Data supplied ▸
————————
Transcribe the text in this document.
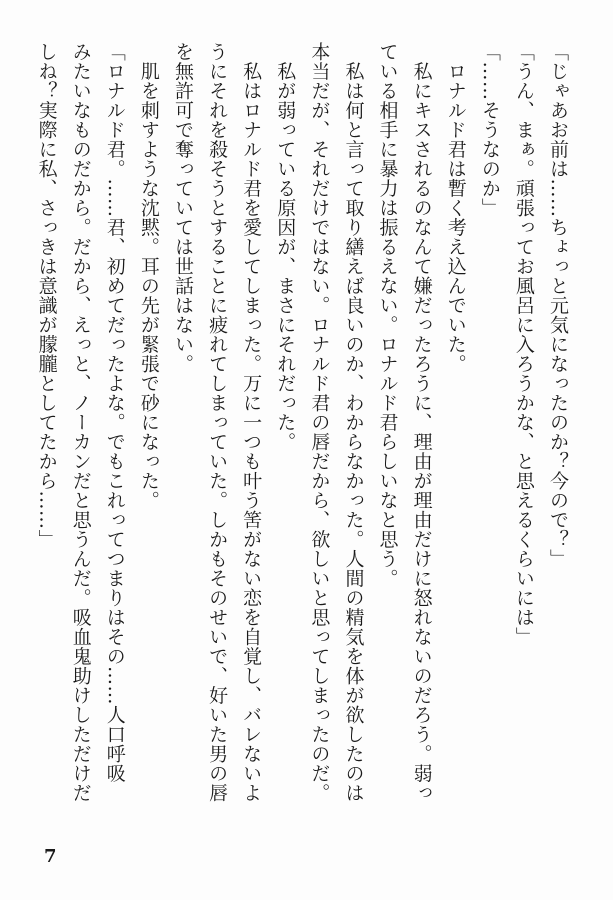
「じゃあお前は……ちょっと元気になったのか？今ので？」
「うん、まぁ。頑張ってお風呂に入ろうかな、と思えるくらいには」
「……そうなのか」
　ロナルド君は暫く考え込んでいた。
　私にキスされるのなんて嫌だったろうに、理由が理由だけに怒れないのだろう。弱っ
ている相手に暴力は振るえない。ロナルド君らしいなと思う。
　私は何と言って取り繕えば良いのか、わからなかった。人間の精気を体が欲したのは
本当だが、それだけではない。ロナルド君の唇だから、欲しいと思ってしまったのだ。
　私が弱っている原因が、まさにそれだった。
　私はロナルド君を愛してしまった。万に一つも叶う筈がない恋を自覚し、バレないよ
うにそれを殺そうとすることに疲れてしまっていた。しかもそのせいで、好いた男の唇
を無許可で奪っていては世話はない。
　肌を刺すような沈黙。耳の先が緊張で砂になった。
「ロナルド君。……君、初めてだったよな。でもこれってつまりはその……人口呼吸
みたいなものだから。だから、えっと、ノーカンだと思うんだ。吸血鬼助けしただけだ
しね？実際に私、さっきは意識が朦朧としてたから……」
7
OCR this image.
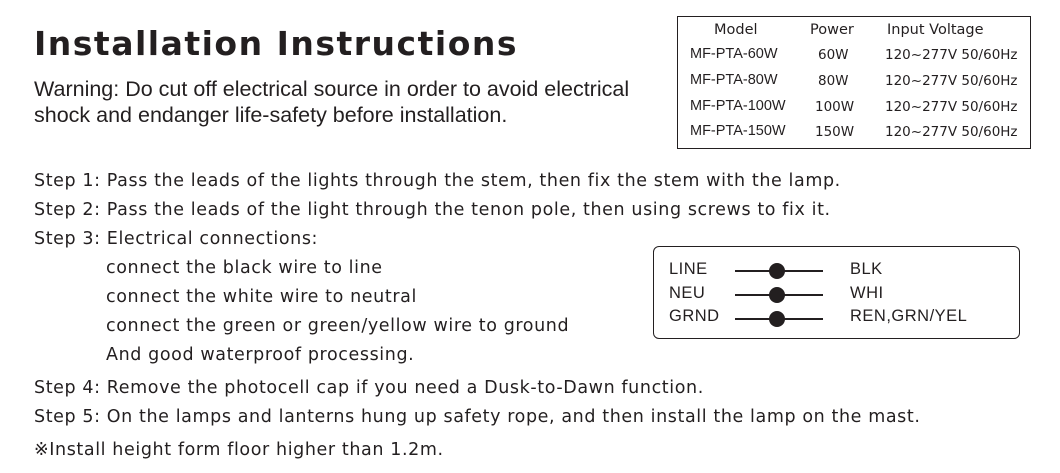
Installation Instructions
Warning: Do cut off electrical source in order to avoid electrical
shock and endanger life-safety before installation.
Model	Power Input Voltage
MF-PTA-60W	60W	120~277V 50/60Hz
MF-PTA-80W	80W	120~277V 50/60Hz
MF-PTA-100W 100W 120~277V 50/60Hz
MF-PTA-150W 150W 120~277V 50/60Hz
Step 1: Pass the leads of the lights through the stem, then fix the stem with the lamp.
Step 2: Pass the leads of the light through the tenon pole, then using screws to fix it.
Step 3: Electrical connections:
connect the black wire to line
connect the white wire to neutral
connect the green or green/yellow wire to ground
And good waterproof processing.
Step 4: Remove the photocell cap if you need a Dusk-to-Dawn function.
Step 5: On the lamps and lanterns hung up safety rope, and then install the lamp on the mast.
※Install height form floor higher than 1.2m.
LINE	BLK
NEU	WHI
GRND	REN,GRN/YEL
————————
Task details ▸ Copy all lines of the listing above that contain the string "through".

Finished task ▸
Step 1: Pass the leads of the lights through the stem, then fix the stem with the lamp.
Step 2: Pass the leads of the light through the tenon pole, then using screws to fix it.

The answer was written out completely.